> _SELECTED EXCERPT_
★ ★ ★ ★
It’s a big word. I remember in one of our first conversations, you were talking about your mission to help NGOs know how to navigate the playing field, if you will, of working within the UN or getting their support, so that’s where that all began. You got through the route of NGO. 

I still work with NGOs and with those working in the nonprofit realms, but I also have shifted that and included in my arenas those who are working who have a strong sense of social change mission. It’s not just the nonprofit realm. The UN is such a complex beast. Even those who work there for years don’t know all about the UN everywhere. They’re always focused in that little area, which is sometimes way too siloed and all kinds of issues there.
★ ★ ★ ★
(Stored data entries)

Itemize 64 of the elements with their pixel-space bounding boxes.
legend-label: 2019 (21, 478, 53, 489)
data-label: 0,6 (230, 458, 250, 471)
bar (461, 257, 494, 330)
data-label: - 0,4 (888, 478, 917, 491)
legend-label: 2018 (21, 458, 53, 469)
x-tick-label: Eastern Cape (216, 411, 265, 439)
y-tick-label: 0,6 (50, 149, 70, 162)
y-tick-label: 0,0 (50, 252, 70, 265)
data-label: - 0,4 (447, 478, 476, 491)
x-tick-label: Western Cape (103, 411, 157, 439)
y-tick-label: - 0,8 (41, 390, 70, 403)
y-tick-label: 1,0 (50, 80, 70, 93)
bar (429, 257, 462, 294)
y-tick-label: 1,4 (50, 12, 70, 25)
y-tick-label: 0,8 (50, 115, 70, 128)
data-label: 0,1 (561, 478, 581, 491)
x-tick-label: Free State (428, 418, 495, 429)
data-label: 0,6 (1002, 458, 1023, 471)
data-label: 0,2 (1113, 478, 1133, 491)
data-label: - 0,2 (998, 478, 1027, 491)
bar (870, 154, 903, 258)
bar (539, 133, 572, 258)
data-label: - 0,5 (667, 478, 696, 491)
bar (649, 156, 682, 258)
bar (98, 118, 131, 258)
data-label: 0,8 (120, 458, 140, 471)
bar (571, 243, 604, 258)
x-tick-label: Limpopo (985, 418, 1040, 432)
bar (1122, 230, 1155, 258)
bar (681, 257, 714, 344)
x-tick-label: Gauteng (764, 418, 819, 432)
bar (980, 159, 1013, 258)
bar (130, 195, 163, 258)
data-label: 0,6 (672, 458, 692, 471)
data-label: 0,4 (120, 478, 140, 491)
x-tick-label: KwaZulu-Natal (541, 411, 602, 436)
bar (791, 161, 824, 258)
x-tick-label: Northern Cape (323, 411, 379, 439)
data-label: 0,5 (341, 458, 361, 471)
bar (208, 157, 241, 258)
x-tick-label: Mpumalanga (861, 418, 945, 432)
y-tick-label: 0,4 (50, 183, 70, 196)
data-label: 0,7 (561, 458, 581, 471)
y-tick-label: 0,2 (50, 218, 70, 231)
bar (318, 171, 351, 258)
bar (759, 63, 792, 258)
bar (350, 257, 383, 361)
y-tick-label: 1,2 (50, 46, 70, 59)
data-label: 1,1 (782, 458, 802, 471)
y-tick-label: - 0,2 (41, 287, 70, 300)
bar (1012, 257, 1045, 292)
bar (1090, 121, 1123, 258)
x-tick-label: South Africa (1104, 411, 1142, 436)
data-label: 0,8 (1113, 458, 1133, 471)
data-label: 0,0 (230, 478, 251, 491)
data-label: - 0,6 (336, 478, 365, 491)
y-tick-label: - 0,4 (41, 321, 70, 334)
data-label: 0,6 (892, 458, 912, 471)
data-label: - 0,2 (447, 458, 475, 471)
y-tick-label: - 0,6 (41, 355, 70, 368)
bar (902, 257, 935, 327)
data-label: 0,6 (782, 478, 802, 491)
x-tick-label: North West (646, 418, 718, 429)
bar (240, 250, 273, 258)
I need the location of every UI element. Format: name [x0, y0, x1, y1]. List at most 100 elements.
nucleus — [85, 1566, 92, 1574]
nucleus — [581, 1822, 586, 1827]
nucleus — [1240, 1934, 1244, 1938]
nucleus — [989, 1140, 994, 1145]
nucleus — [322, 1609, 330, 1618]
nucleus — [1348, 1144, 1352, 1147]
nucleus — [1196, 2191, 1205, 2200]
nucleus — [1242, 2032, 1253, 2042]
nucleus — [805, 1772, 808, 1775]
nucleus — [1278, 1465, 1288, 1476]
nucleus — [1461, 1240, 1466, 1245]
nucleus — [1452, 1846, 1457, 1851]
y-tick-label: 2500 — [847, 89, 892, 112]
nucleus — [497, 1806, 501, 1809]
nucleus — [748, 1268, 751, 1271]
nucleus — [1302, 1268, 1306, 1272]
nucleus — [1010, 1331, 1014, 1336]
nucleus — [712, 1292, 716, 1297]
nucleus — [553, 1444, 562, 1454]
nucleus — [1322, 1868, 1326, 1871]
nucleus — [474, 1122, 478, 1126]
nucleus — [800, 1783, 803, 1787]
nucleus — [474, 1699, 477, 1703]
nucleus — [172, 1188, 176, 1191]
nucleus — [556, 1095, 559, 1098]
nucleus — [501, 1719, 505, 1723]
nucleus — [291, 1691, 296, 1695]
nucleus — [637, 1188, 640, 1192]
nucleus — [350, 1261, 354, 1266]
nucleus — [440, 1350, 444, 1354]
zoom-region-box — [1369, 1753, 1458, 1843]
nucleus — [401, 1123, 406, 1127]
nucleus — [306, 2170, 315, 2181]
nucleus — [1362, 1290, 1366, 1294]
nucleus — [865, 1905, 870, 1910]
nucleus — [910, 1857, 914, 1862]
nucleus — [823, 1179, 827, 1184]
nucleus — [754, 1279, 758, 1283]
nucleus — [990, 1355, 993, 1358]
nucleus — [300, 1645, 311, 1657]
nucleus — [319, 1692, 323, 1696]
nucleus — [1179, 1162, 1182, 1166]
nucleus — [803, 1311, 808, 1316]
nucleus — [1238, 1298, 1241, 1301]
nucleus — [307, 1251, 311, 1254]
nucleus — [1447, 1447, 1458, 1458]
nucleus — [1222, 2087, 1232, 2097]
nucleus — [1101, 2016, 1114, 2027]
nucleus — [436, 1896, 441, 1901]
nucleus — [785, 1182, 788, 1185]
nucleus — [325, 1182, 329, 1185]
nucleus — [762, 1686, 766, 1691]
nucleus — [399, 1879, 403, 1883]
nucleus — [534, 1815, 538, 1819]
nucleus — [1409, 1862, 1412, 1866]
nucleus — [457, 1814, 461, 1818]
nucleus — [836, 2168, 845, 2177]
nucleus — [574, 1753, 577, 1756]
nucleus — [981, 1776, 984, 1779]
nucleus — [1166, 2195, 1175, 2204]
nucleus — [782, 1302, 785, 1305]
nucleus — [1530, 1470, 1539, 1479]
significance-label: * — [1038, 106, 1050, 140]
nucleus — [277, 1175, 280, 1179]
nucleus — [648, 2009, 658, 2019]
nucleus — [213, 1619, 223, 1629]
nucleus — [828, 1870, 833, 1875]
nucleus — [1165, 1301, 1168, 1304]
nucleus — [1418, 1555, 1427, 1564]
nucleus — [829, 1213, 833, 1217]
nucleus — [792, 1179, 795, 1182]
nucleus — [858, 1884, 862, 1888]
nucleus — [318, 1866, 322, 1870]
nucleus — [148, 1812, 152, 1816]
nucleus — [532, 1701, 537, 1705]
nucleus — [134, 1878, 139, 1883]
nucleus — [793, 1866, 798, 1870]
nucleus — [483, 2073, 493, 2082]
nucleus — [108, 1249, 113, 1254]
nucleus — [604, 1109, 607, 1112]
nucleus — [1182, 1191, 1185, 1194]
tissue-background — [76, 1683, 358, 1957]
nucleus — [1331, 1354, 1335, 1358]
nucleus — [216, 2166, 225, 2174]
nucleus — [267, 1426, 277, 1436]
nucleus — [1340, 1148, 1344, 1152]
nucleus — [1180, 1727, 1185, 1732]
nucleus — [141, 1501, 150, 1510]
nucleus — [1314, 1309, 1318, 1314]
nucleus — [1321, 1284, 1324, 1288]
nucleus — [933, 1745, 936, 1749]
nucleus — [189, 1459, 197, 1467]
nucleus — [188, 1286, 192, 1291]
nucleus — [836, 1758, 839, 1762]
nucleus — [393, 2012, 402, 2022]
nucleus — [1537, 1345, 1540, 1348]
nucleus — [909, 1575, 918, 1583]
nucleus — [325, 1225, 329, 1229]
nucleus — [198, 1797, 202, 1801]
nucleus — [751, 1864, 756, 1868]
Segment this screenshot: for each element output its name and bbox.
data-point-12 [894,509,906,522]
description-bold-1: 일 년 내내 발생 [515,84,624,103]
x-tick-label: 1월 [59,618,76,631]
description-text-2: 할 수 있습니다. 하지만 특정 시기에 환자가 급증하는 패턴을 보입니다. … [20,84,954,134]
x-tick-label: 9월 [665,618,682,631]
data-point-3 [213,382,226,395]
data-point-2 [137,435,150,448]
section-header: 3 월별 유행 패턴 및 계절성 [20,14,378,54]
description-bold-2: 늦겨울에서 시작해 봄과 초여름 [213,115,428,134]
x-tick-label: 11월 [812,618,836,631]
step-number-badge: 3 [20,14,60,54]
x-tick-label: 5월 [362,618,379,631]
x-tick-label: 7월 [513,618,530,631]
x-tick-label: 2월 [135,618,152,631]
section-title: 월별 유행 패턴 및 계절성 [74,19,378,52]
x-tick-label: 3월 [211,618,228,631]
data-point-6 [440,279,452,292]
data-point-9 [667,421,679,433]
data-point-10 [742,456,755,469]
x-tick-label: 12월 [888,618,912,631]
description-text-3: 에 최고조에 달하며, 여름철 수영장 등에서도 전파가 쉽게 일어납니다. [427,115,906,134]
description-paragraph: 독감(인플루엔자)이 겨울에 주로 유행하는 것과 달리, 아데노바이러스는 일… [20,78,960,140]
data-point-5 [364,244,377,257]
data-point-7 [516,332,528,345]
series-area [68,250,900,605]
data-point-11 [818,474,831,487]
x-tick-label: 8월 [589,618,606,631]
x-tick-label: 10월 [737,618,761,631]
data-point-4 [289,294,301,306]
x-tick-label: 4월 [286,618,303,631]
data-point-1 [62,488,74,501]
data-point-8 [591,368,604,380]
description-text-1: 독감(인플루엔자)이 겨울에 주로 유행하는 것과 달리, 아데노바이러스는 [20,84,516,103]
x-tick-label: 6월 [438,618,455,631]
★ ★ ★ ★
> _REQUIRED WORK_
In the conversation excerpt, why do even people who have worked at the UN for years not know all about it?

> _EXERCISE ANSWER_
The UN is a complex beast, and those who work there are always focused on their own little area. That area is sometimes far too siloed.